** Begin Raw records **

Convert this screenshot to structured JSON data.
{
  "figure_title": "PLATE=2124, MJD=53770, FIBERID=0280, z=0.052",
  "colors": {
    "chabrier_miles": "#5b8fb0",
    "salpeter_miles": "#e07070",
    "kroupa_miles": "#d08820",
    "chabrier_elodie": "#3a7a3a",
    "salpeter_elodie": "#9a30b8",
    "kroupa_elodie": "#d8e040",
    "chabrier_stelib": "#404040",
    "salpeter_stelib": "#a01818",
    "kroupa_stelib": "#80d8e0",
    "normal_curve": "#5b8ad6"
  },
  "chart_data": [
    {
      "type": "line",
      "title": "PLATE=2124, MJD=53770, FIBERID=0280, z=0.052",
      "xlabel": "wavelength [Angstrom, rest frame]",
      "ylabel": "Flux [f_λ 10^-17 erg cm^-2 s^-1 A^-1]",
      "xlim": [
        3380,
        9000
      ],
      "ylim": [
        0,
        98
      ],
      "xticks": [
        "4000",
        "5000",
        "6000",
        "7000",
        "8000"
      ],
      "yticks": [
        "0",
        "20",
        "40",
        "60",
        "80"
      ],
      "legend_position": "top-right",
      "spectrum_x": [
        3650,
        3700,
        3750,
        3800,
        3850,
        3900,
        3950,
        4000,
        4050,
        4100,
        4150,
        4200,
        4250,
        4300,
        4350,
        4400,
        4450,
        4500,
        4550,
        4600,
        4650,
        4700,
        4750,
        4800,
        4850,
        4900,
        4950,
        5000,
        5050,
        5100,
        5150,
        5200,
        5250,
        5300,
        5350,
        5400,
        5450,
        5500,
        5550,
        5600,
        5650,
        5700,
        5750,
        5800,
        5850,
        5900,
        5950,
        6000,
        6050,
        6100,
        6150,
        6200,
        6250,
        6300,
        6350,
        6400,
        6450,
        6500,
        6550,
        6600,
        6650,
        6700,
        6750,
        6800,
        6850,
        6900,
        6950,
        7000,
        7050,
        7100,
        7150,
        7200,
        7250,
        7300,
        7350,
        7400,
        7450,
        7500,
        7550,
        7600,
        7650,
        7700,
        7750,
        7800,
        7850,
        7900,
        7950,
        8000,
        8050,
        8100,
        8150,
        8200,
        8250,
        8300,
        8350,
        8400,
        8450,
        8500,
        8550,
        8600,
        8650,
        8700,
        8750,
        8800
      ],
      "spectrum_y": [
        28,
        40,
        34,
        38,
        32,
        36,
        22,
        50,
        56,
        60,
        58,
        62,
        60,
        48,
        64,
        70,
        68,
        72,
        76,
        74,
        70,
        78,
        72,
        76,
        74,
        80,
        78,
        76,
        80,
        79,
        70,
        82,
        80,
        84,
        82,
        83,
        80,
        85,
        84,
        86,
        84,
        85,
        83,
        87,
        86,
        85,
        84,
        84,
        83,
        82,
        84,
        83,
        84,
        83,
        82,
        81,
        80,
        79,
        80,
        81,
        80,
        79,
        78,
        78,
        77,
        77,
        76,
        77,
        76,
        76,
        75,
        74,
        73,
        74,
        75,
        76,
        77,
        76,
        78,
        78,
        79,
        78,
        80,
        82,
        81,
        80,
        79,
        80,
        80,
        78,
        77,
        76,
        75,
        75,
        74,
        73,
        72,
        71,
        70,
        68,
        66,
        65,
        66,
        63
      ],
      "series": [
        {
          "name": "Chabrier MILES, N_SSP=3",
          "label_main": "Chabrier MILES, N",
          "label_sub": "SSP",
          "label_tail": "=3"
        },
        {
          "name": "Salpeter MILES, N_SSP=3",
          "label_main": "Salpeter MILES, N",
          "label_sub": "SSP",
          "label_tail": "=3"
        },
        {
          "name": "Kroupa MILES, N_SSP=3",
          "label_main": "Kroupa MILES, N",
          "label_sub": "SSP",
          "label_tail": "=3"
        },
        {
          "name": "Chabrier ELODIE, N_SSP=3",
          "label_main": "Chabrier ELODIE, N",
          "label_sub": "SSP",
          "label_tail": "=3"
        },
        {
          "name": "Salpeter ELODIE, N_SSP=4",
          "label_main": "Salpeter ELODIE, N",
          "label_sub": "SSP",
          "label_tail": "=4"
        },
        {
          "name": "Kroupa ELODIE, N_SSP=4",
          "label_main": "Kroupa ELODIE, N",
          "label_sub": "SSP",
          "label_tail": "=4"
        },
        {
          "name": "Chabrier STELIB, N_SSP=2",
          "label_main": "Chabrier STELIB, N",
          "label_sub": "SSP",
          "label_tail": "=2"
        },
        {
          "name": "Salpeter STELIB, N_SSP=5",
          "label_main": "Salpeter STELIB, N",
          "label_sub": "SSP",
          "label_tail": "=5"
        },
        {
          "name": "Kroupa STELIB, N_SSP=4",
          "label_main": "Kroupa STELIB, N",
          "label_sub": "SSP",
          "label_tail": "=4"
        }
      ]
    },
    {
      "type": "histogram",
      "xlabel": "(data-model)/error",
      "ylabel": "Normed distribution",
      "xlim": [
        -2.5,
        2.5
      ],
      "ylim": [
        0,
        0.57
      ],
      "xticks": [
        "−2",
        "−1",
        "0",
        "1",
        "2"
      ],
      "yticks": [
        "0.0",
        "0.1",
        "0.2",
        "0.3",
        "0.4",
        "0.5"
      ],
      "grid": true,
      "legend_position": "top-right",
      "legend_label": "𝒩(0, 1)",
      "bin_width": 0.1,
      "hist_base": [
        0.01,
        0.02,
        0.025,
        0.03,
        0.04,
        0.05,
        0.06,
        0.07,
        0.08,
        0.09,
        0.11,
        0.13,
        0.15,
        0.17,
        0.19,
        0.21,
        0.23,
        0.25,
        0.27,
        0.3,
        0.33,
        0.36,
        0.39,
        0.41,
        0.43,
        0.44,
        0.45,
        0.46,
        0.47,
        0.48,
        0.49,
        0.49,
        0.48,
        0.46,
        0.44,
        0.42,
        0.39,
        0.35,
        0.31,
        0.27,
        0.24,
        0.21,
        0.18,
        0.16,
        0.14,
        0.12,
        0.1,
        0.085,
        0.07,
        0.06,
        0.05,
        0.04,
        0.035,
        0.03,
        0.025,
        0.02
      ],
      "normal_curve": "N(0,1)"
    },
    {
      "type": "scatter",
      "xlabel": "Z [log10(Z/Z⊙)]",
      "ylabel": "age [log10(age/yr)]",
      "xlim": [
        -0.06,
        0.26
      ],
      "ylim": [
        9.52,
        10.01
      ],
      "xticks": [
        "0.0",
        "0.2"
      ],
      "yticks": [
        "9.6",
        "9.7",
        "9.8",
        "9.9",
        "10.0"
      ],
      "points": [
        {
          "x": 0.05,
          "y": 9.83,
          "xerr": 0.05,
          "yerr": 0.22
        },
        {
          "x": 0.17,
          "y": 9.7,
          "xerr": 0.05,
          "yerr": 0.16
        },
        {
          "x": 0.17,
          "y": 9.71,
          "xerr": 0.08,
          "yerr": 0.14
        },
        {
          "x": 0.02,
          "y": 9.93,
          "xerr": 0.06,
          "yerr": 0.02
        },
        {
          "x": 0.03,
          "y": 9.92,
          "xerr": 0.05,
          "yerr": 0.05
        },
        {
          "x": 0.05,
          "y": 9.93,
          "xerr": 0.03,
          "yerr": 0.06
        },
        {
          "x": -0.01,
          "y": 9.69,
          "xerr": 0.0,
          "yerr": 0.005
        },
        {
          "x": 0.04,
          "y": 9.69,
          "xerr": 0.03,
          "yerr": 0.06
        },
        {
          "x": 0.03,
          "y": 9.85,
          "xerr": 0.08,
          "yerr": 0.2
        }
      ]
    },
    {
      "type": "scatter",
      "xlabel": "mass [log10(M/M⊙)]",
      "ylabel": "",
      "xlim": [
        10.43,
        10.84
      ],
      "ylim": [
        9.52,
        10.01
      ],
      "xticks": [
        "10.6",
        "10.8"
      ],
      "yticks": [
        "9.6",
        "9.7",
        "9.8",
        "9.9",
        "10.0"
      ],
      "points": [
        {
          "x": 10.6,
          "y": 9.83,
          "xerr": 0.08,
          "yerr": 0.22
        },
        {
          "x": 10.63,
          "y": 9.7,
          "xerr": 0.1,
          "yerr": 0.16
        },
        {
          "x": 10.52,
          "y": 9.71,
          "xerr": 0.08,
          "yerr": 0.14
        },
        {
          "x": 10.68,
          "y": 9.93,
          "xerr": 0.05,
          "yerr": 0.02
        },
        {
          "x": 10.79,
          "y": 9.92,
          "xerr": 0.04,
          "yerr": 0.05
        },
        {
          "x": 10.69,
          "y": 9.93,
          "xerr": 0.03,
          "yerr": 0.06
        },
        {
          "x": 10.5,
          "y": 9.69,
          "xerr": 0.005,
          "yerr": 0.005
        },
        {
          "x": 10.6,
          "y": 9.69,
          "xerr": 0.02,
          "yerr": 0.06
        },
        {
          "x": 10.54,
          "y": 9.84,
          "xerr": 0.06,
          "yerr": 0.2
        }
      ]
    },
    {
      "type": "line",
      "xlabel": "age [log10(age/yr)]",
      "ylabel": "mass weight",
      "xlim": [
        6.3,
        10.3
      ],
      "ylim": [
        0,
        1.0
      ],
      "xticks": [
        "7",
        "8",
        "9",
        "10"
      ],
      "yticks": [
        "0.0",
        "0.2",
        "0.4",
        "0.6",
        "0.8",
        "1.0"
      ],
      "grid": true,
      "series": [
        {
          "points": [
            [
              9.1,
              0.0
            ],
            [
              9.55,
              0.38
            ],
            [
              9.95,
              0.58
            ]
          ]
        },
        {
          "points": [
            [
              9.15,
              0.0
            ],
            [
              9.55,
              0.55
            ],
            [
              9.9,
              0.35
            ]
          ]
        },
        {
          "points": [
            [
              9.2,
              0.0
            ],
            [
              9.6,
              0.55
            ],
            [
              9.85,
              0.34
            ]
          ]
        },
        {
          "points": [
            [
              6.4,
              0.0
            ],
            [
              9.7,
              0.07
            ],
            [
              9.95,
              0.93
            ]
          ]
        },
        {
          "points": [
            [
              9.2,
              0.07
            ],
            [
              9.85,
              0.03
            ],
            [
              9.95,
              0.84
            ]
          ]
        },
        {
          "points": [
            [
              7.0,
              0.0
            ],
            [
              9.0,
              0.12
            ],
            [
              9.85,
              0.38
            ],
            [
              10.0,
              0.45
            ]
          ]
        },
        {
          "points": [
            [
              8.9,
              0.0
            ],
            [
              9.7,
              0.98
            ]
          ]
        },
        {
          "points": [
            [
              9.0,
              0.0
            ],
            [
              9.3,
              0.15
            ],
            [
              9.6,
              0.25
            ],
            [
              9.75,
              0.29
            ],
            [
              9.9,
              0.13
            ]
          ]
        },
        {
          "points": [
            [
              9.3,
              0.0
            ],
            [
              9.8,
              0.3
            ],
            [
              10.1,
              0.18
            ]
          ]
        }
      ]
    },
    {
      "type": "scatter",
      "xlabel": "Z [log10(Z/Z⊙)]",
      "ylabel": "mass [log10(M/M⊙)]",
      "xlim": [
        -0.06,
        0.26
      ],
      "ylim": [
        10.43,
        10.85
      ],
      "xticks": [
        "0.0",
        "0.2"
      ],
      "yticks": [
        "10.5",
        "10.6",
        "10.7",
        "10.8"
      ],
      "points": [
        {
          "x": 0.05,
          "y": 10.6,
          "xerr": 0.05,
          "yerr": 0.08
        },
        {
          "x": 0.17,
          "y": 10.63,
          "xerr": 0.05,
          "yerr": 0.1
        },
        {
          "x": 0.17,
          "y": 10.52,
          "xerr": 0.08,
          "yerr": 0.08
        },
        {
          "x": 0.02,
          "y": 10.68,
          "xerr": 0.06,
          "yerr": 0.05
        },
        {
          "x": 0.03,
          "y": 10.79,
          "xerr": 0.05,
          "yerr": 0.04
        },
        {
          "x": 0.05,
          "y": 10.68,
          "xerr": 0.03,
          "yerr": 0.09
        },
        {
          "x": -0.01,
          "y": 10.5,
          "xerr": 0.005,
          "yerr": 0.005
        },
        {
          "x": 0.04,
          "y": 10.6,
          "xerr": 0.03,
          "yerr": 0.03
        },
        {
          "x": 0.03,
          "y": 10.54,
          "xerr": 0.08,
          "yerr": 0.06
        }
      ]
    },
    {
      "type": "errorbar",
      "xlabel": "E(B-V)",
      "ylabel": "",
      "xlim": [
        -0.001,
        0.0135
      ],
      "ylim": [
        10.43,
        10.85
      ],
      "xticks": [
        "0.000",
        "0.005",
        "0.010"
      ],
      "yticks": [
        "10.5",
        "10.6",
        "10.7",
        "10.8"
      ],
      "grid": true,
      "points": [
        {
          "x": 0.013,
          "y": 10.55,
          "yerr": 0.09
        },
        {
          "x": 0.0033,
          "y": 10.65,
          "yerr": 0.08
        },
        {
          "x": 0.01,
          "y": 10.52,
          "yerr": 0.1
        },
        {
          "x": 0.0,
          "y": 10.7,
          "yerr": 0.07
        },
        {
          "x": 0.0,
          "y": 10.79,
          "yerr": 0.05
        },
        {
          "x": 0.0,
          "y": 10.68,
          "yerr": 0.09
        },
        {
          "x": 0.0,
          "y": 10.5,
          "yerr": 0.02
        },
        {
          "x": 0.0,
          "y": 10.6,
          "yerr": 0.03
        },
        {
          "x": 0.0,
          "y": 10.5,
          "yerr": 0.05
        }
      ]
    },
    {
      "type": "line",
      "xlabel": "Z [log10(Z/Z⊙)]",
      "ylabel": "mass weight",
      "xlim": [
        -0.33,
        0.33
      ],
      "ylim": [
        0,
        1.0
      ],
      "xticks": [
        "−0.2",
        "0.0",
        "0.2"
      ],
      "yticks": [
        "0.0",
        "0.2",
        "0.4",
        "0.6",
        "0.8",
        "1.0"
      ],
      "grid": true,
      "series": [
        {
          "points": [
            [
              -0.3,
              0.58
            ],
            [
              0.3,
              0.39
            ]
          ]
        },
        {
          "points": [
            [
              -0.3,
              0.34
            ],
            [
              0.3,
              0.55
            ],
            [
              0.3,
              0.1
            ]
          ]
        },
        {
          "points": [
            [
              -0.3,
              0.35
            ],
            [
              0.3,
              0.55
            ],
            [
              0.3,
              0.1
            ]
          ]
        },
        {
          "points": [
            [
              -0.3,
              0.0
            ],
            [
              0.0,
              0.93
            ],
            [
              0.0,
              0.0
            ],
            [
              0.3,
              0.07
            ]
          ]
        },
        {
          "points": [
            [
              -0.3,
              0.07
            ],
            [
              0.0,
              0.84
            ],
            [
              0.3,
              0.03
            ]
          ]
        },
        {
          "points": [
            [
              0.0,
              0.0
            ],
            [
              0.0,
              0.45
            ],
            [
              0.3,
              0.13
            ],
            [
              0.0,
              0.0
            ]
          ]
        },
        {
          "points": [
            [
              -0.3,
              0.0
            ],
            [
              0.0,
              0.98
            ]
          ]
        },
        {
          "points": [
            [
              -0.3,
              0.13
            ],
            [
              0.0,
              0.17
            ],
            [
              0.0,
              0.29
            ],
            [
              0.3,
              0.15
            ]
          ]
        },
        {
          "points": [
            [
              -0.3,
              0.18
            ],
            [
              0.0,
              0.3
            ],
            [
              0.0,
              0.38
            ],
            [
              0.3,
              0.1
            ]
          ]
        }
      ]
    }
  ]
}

** End Raw records **

Work instructions:
Check each line above for the word "PLATE", and copy the lines where it appears.

Output of the task:
  "figure_title": "PLATE=2124, MJD=53770, FIBERID=0280, z=0.052",
      "title": "PLATE=2124, MJD=53770, FIBERID=0280, z=0.052",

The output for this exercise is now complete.